- **TAREFAS A REALIZAR**
- 1) Segundo o artigo sobre o setor elétrico, qual organização defende o instrumento de Análise de Impacto Regulatório?
- 2) Indique se cada afirmação abaixo está de acordo com o artigo sobre o setor elétrico, justificando com as palavras decisivas do texto citadas literalmente: (a) Os consumidores brasileiros pagam uma das contas de energia mais caras do mundo. (b) O planejamento setorial foi enfraquecido nos últimos anos. (c) A lista de verificação recomendada pergunta se os interessados foram ouvidos.
- 3) Transcreva fielmente um trecho do artigo sobre o setor elétrico: comece nas palavras "Título: Regras eficientes, energia" e pare depois de "contas de energia.".

- **TRECHO DO DOCUMENTO**
════════

Título: Regras eficientes, energia competitiva
Autor: Pedrosa, Paulo
Fonte: O Estado de São Paulo, 18/08/2011, Economia, p. B2

Os avanços do setor elétrico brasileiro nos últimos anos incluem o fortalecimento do planejamento setorial, um modelo que garante a expansão da geração e a qualificação das equipes técnicas dos órgãos governamentais. Mas, apesar de tudo isso, os consumidores brasileiros pagam uma das contas de energia mais caras do mundo. Parte desse problema se deve a políticas que foram congeladas em leis e regulamentos, incorporando incentivos e subsídios às contas de energia.

A reversão dessa tendência passa pela adoção de mecanismos de Análise de Impacto Regulatório (AIR), um instrumento defendido pela Organização para Cooperação e Desenvolvimento Econômico (OCDE), que recomenda um check list com questões como: Que problema se pretende resolver? Há alternativas de solução? Os benefícios justificam os custos? Como se distribuem? As regras são claras e coerentes? Os interessados foram ouvidos? Que mecanismos de promoção de eficiência, avaliação e aperfeiçoamento estão incorporados às regras?

════════

- **DADOS BRUTOS**

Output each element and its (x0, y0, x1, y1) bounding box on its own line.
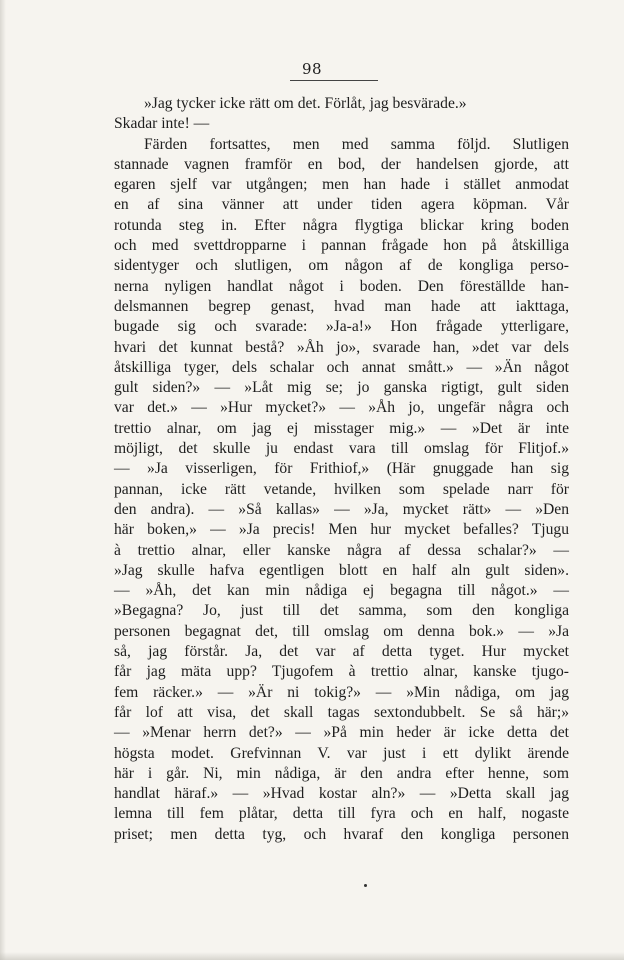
text-line: här i går. Ni, min nådiga, är den andra efter henne, som (114, 764, 569, 782)
text-line: egaren sjelf var utgången; men han hade i stället anmodat (114, 176, 569, 194)
text-line: personen begagnat det, till omslag om denna bok.» — »Ja (114, 622, 569, 640)
text-line: »Jag skulle hafva egentligen blott en half aln gult siden». (114, 561, 569, 579)
text-line: handlat häraf.» — »Hvad kostar aln?» — »Detta skall jag (114, 785, 569, 803)
text-line: pannan, icke rätt vetande, hvilken som spelade narr för (114, 480, 569, 498)
text-line: och med svettdropparne i pannan frågade hon på åtskilliga (114, 237, 569, 255)
text-line: delsmannen begrep genast, hvad man hade att iakttaga, (114, 297, 569, 315)
text-line: »Begagna? Jo, just till det samma, som den kongliga (114, 602, 569, 620)
text-line: — »Menar herrn det?» — »På min heder är icke detta det (114, 724, 569, 742)
text-line: var det.» — »Hur mycket?» — »Åh jo, ungefär några och (114, 399, 569, 417)
text-line: hvari det kunnat bestå? »Åh jo», svarade han, »det var dels (114, 338, 569, 356)
text-line: får jag mäta upp? Tjugofem à trettio alnar, kanske tjugo- (114, 663, 569, 681)
text-line: här boken,» — »Ja precis! Men hur mycket befalles? Tjugu (114, 521, 569, 539)
text-line: så, jag förstår. Ja, det var af detta tyget. Hur mycket (114, 643, 569, 661)
text-line: får lof att visa, det skall tagas sextondubbelt. Se så här;» (114, 703, 569, 721)
page-edge-shadow-left (0, 0, 6, 960)
page-number: 98 (301, 60, 323, 78)
text-line: — »Ja visserligen, för Frithiof,» (Här gnuggade han sig (114, 460, 569, 478)
text-line: »Jag tycker icke rätt om det. Förlåt, jag besvärade.» (144, 95, 467, 112)
text-line: trettio alnar, om jag ej misstager mig.» — »Det är inte (114, 419, 569, 437)
text-line: stannade vagnen framför en bod, der handelsen gjorde, att (114, 155, 569, 173)
text-line: möjligt, det skulle ju endast vara till omslag för Flitjof.» (114, 440, 569, 458)
text-line: lemna till fem plåtar, detta till fyra och en half, nogaste (114, 805, 569, 823)
text-line: — »Åh, det kan min nådiga ej begagna till något.» — (114, 582, 569, 600)
text-line: priset; men detta tyg, och hvaraf den kongliga personen (114, 825, 569, 843)
body-text (114, 94, 569, 845)
text-line: bugade sig och svarade: »Ja-a!» Hon frågade ytterligare, (114, 318, 569, 336)
ink-speck (364, 884, 367, 887)
text-line: högsta modet. Grefvinnan V. var just i ett dylikt ärende (114, 744, 569, 762)
text-line: åtskilliga tyger, dels schalar och annat smått.» — »Än något (114, 358, 569, 376)
text-line: fem räcker.» — »Är ni tokig?» — »Min nådiga, om jag (114, 683, 569, 701)
text-line: den andra). — »Så kallas» — »Ja, mycket rätt» — »Den (114, 500, 569, 518)
header-rule (290, 80, 378, 81)
text-line: à trettio alnar, eller kanske några af dessa schalar?» — (114, 541, 569, 559)
text-line: Skadar inte! — (114, 115, 210, 133)
text-line: gult siden?» — »Låt mig se; jo ganska rigtigt, gult siden (114, 379, 569, 397)
text-line: en af sina vänner att under tiden agera köpman. Vår (114, 196, 569, 214)
text-line: rotunda steg in. Efter några flygtiga blickar kring boden (114, 216, 569, 234)
text-line: sidentyger och slutligen, om någon af de kongliga perso- (114, 257, 569, 275)
text-line: nerna nyligen handlat något i boden. Den föreställde han- (114, 277, 569, 295)
text-line: Färden fortsattes, men med samma följd. Slutligen (144, 135, 569, 153)
page-edge-shadow-bottom (0, 952, 624, 960)
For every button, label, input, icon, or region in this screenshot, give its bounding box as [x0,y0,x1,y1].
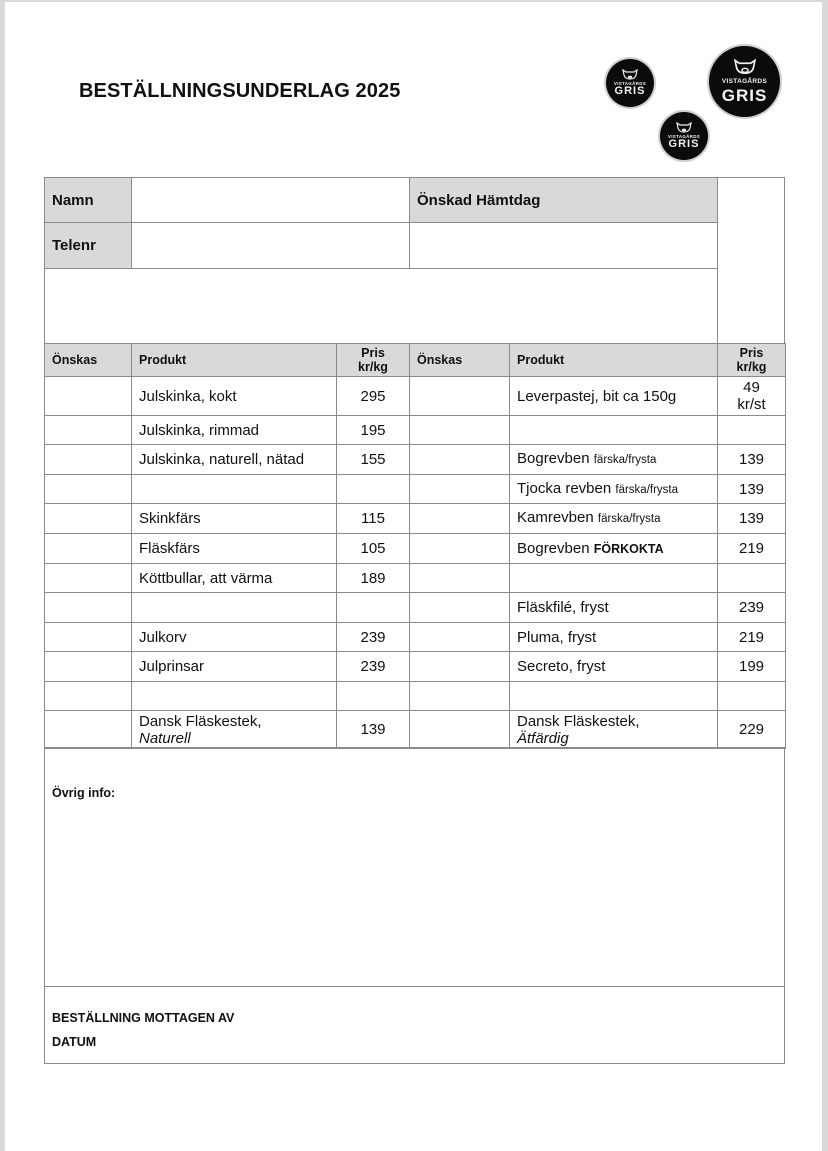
product-cell [509,651,718,682]
logo-name: GRIS [668,138,700,151]
product-cell [131,563,337,593]
product-note: färska/frysta [593,454,657,466]
product-name [139,422,259,439]
header-price-line2: kr/kg [736,360,767,374]
product-label: Bogrevben [517,539,590,557]
product-cell [131,533,337,564]
product-cell [509,503,718,534]
header-price-line2: kr/kg [358,360,388,374]
price-value [739,451,764,468]
price-cell [717,592,786,623]
price-cell [717,444,786,475]
price-amount: 239 [360,628,386,646]
name-field[interactable] [131,177,410,223]
wanted-quantity-cell[interactable] [409,503,510,534]
wanted-quantity-cell[interactable] [44,710,132,749]
product-name [517,509,661,528]
header-product: Produkt [509,343,718,377]
product-name [139,388,237,405]
pickup-date-label: Önskad Hämtdag [409,177,718,223]
product-cell [131,376,337,416]
product-cell [131,710,337,749]
price-amount: 229 [738,721,765,738]
price-cell [717,563,786,593]
price-cell [336,710,410,749]
wanted-quantity-cell[interactable] [409,444,510,475]
other-info-box[interactable] [44,747,785,987]
header-wanted: Önskas [409,343,510,377]
price-value [360,451,385,468]
price-value [361,510,385,527]
product-cell [509,563,718,593]
product-name [139,451,304,468]
price-value [739,481,764,498]
product-tag: FÖRKOKTA [593,541,664,556]
price-amount: 219 [738,628,765,646]
price-cell [717,681,786,711]
logo-brand: VISTAGÅRDS [613,80,647,86]
price-amount: 139 [360,721,386,738]
product-note: färska/frysta [615,483,679,496]
product-name [517,713,640,747]
product-cell [509,444,718,475]
product-name [517,629,596,646]
price-amount: 195 [360,421,386,439]
price-amount: 139 [738,451,765,468]
price-value [739,721,764,738]
price-cell [717,376,786,416]
price-amount: 139 [738,480,765,498]
price-cell [717,622,786,652]
wanted-quantity-cell[interactable] [409,474,510,504]
logo-small [606,59,654,107]
product-label: Tjocka revben [517,479,612,497]
product-cell [131,415,337,445]
price-value [739,599,764,616]
logo-medium [660,112,708,160]
price-amount: 155 [360,451,386,468]
price-cell [717,415,786,445]
page-title: BESTÄLLNINGSUNDERLAG 2025 [79,80,401,102]
wanted-quantity-cell[interactable] [409,592,510,623]
product-cell [509,376,718,416]
product-label: Julskinka, naturell, nätad [139,451,305,468]
product-label: Julkorv [139,628,187,646]
price-amount: 49 [743,379,760,396]
product-name [517,388,676,405]
price-value [739,510,764,527]
wanted-quantity-cell[interactable] [409,651,510,682]
product-label: Julprinsar [139,658,205,675]
price-value [360,422,385,439]
received-by-label: BESTÄLLNING MOTTAGEN AV [52,1011,235,1025]
footer-box [44,986,785,1064]
product-label: Pluma, fryst [517,628,597,646]
price-cell [336,533,410,564]
product-cell [131,444,337,475]
price-cell [336,681,410,711]
phone-field[interactable] [131,222,410,269]
product-label: Julskinka, rimmad [139,421,260,439]
wanted-quantity-cell[interactable] [44,563,132,593]
header-price [717,343,786,377]
product-name [139,510,201,527]
price-cell [336,651,410,682]
wanted-quantity-cell[interactable] [44,651,132,682]
product-cell [131,474,337,504]
price-value [737,379,765,413]
wanted-quantity-cell[interactable] [44,444,132,475]
product-cell [509,533,718,564]
pig-face-icon [621,69,639,81]
other-info-label: Övrig info: [52,786,116,800]
product-name [139,570,272,587]
price-value [739,540,764,557]
product-note: färska/frysta [597,513,661,525]
blank-area [44,268,718,344]
price-value [360,629,385,646]
product-label: Fläskfilé, fryst [517,599,609,616]
wanted-quantity-cell[interactable] [409,563,510,593]
price-amount: 115 [361,510,385,527]
price-amount: 295 [360,387,386,405]
price-amount: 239 [738,599,765,616]
product-label: Skinkfärs [139,510,201,527]
price-cell [336,444,410,475]
price-value [739,658,764,675]
date-label: DATUM [52,1035,97,1049]
product-cell [509,622,718,652]
pig-face-icon [675,122,693,134]
wanted-quantity-cell[interactable] [409,376,510,416]
product-label: Kamrevben [517,509,594,526]
price-cell [336,592,410,623]
header-product: Produkt [131,343,337,377]
price-value [360,570,385,587]
product-name [517,599,609,616]
price-cell [336,563,410,593]
blank-right-cell [717,177,785,344]
product-label: Dansk Fläskestek, [517,712,640,730]
price-cell [336,503,410,534]
header-price [336,343,410,377]
header-price-label [358,346,388,374]
price-value [360,388,385,405]
wanted-quantity-cell[interactable] [409,710,510,749]
wanted-quantity-cell[interactable] [44,474,132,504]
header-wanted: Önskas [44,343,132,377]
price-amount: 219 [738,540,765,557]
wanted-quantity-cell[interactable] [44,376,132,416]
wanted-quantity-cell[interactable] [44,533,132,564]
header-price-line1: Pris [361,346,385,360]
price-cell [717,651,786,682]
price-amount: 189 [360,569,386,587]
product-label: Köttbullar, att värma [139,569,273,587]
product-name [517,450,656,469]
wanted-quantity-cell[interactable] [409,415,510,445]
price-amount: 139 [738,510,765,527]
logo-name: GRIS [614,85,646,98]
wanted-quantity-cell[interactable] [409,533,510,564]
product-cell [131,622,337,652]
product-name [517,540,664,558]
price-cell [336,622,410,652]
product-label: Bogrevben [517,450,590,467]
header-price-line1: Pris [739,346,764,360]
price-value [739,629,764,646]
price-value [360,658,385,675]
phone-label: Telenr [44,222,132,269]
product-cell [131,592,337,623]
wanted-quantity-cell[interactable] [44,622,132,652]
wanted-quantity-cell[interactable] [409,681,510,711]
product-cell [509,592,718,623]
product-cell [509,415,718,445]
product-name [139,629,187,646]
pickup-date-field[interactable] [409,222,718,269]
price-cell [717,503,786,534]
product-label: Fläskfärs [139,540,200,557]
price-cell [336,376,410,416]
price-cell [336,474,410,504]
price-cell [717,533,786,564]
price-cell [717,474,786,504]
product-cell [509,710,718,749]
price-value [360,721,385,738]
product-name [517,480,678,499]
product-name [517,658,605,675]
header-price-label [737,346,767,374]
wanted-quantity-cell[interactable] [44,592,132,623]
product-name [139,713,262,747]
price-cell [717,710,786,749]
product-cell [131,503,337,534]
price-cell [336,415,410,445]
product-name [139,540,200,557]
product-label: Secreto, fryst [517,658,606,675]
wanted-quantity-cell[interactable] [44,503,132,534]
logo-brand: VISTAGÅRDS [667,133,701,139]
price-unit: kr/st [737,396,766,413]
product-label: Dansk Fläskestek, [139,712,262,730]
product-cell [509,474,718,504]
name-label: Namn [44,177,132,223]
pig-face-icon [732,59,758,76]
wanted-quantity-cell[interactable] [44,415,132,445]
price-amount: 105 [360,540,386,557]
price-value [360,540,385,557]
product-name [139,658,204,675]
wanted-quantity-cell[interactable] [409,622,510,652]
product-label: Julskinka, kokt [139,387,237,405]
product-cell [509,681,718,711]
product-variant: Ätfärdig [517,729,569,747]
product-label: Leverpastej, bit ca 150g [517,387,677,405]
logo-large [709,46,780,117]
product-cell [131,681,337,711]
logo-name: GRIS [721,85,768,105]
price-amount: 199 [738,658,765,675]
product-variant: Naturell [139,729,191,747]
price-amount: 239 [360,658,386,675]
logo-brand: VISTAGÅRDS [721,78,768,86]
product-cell [131,651,337,682]
wanted-quantity-cell[interactable] [44,681,132,711]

════════

- **RESPOSTAS POR TAREFA**
- 1) A Organização para Cooperação e Desenvolvimento Econômico (OCDE).

- 2)
(a) Sim: "os consumidores brasileiros pagam uma das contas de energia mais caras do mundo".
(b) Não: "o fortalecimento do planejamento setorial".
(c) Sim: "Os interessados foram ouvidos?"

- 3)
Título: Regras eficientes, energia competitiva
Autor: Pedrosa, Paulo
Fonte: O Estado de São Paulo, 18/08/2011, Economia, p. B2

Os avanços do setor elétrico brasileiro nos últimos anos incluem o fortalecimento do planejamento setorial, um modelo que garante a expansão da geração e a qualificação das equipes técnicas dos órgãos governamentais. Mas, apesar de tudo isso, os consumidores brasileiros pagam uma das contas de energia mais caras do mundo. Parte desse problema se deve a políticas que foram congeladas em leis e regulamentos, incorporando incentivos e subsídios às contas de energia.